— Begin Information provided —

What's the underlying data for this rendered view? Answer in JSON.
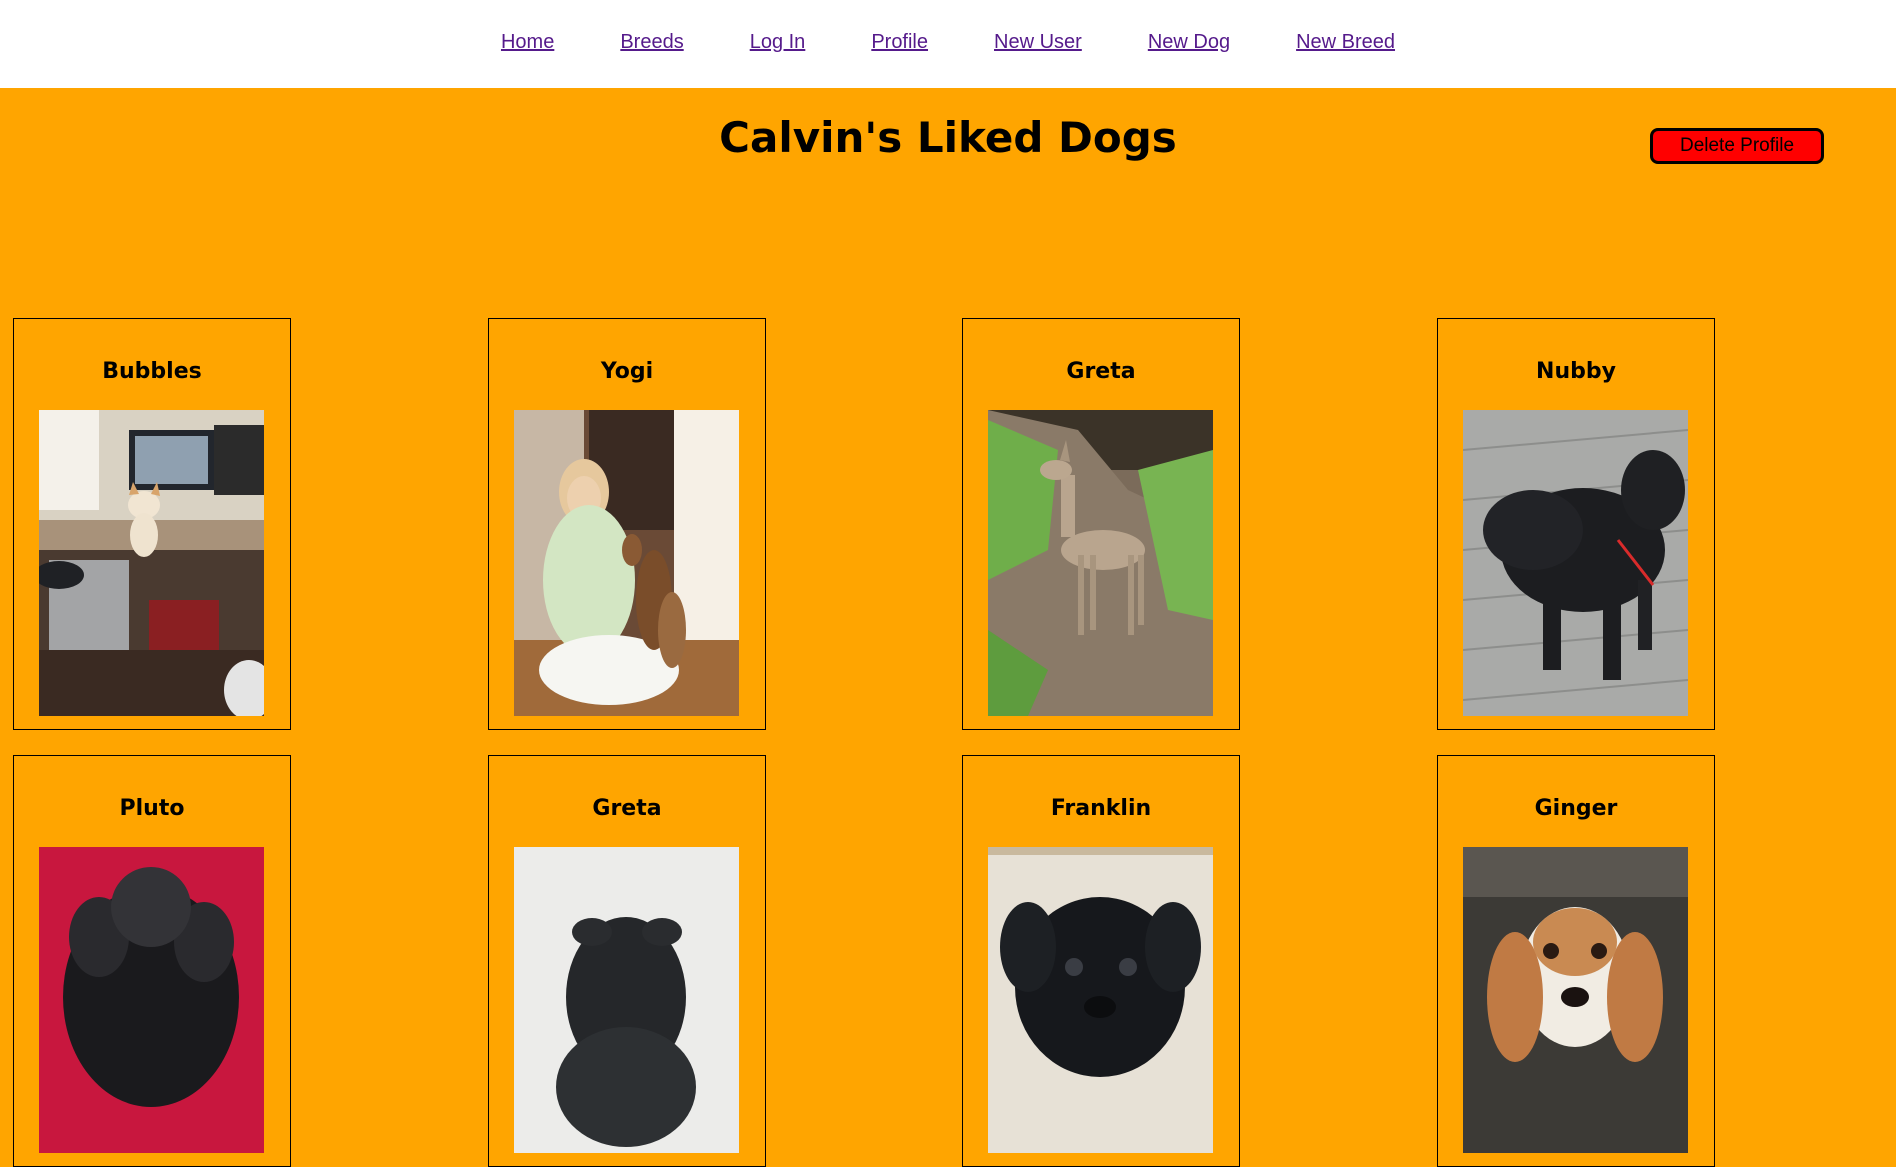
{
  "nav": {
    "items": [
      {
        "label": "Home"
      },
      {
        "label": "Breeds"
      },
      {
        "label": "Log In"
      },
      {
        "label": "Profile"
      },
      {
        "label": "New User"
      },
      {
        "label": "New Dog"
      },
      {
        "label": "New Breed"
      }
    ]
  },
  "page": {
    "title": "Calvin's Liked Dogs",
    "delete_button": "Delete Profile"
  },
  "dogs": [
    {
      "name": "Bubbles"
    },
    {
      "name": "Yogi"
    },
    {
      "name": "Greta"
    },
    {
      "name": "Nubby"
    },
    {
      "name": "Pluto"
    },
    {
      "name": "Greta"
    },
    {
      "name": "Franklin"
    },
    {
      "name": "Ginger"
    }
  ],
  "colors": {
    "page_background": "#ffa500",
    "delete_button": "#ff0000",
    "link": "#551a8b"
  }
}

— End Information provided —

Given exercise: From the data above, pick out each line containing "Profile" and copy it.

Task output:
        "label": "Profile"
    "delete_button": "Delete Profile"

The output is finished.